## Task requirements
Transcribe all of the material below word for word and leave out its pictures.

## start

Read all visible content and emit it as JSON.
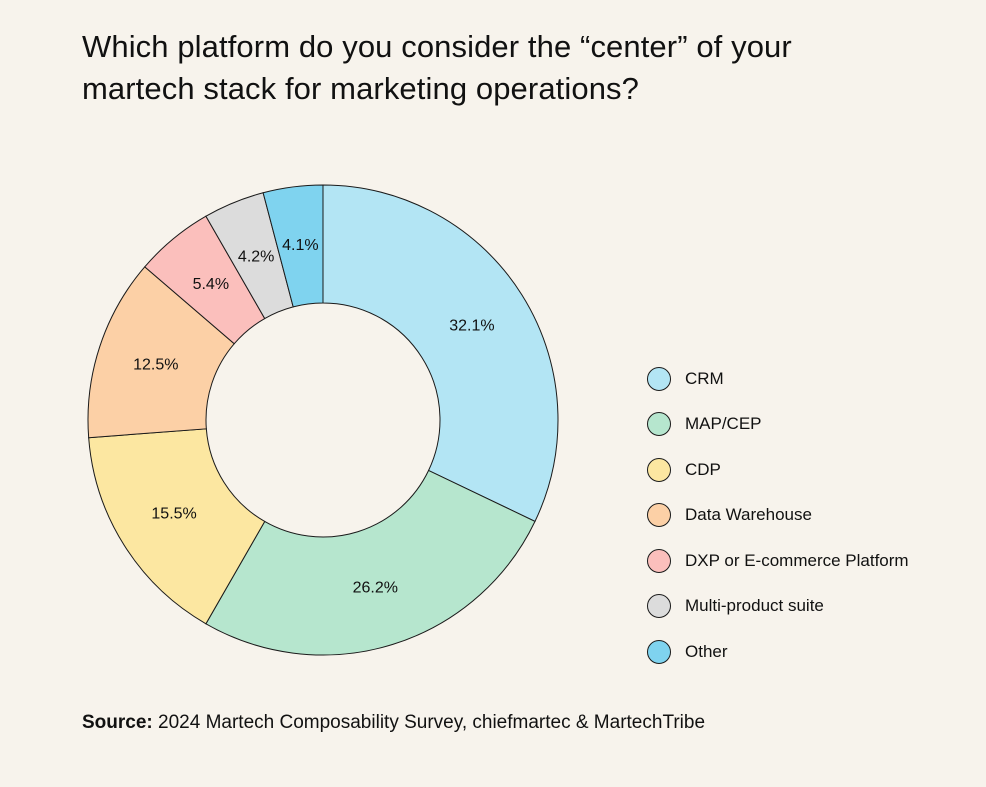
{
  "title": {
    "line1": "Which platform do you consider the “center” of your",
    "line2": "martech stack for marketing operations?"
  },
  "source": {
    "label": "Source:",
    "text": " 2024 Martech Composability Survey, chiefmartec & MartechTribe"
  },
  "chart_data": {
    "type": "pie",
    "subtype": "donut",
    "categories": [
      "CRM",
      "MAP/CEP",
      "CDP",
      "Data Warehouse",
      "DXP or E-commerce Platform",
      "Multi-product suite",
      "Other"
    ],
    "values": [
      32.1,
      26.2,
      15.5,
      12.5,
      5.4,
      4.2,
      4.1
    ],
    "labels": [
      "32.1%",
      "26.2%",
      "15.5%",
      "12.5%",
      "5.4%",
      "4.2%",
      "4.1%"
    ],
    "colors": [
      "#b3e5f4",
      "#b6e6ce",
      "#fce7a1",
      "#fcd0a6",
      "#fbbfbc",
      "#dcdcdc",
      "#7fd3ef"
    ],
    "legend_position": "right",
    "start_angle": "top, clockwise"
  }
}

## end

## Task result
Read all visible content and emit it as JSON.
{
  "title": {
    "line1": "Which platform do you consider the “center” of your",
    "line2": "martech stack for marketing operations?"
  },
  "source": {
    "label": "Source:",
    "text": " 2024 Martech Composability Survey, chiefmartec & MartechTribe"
  },
  "chart_data": {
    "type": "pie",
    "subtype": "donut",
    "categories": [
      "CRM",
      "MAP/CEP",
      "CDP",
      "Data Warehouse",
      "DXP or E-commerce Platform",
      "Multi-product suite",
      "Other"
    ],
    "values": [
      32.1,
      26.2,
      15.5,
      12.5,
      5.4,
      4.2,
      4.1
    ],
    "labels": [
      "32.1%",
      "26.2%",
      "15.5%",
      "12.5%",
      "5.4%",
      "4.2%",
      "4.1%"
    ],
    "colors": [
      "#b3e5f4",
      "#b6e6ce",
      "#fce7a1",
      "#fcd0a6",
      "#fbbfbc",
      "#dcdcdc",
      "#7fd3ef"
    ],
    "legend_position": "right",
    "start_angle": "top, clockwise"
  }
}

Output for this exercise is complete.